EXERCISE MATERIALS Block Start

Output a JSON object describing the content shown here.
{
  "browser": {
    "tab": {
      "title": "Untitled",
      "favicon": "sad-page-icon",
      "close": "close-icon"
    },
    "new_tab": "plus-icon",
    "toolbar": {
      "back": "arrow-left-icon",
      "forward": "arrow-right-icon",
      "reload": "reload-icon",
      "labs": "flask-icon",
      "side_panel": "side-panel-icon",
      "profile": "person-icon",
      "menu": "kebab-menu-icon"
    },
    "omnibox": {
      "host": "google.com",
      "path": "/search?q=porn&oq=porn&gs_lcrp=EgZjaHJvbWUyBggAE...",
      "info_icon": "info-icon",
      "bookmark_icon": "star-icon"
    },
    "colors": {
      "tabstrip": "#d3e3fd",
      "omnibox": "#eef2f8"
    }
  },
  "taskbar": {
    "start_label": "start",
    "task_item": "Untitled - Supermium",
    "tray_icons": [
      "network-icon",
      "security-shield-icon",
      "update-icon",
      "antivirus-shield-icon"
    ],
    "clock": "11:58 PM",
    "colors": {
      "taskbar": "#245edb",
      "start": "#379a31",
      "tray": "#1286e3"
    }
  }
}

EXERCISE MATERIALS Block End

Provide the count, and nothing else, of lines in the data above where the word "Untitled" occurs.

2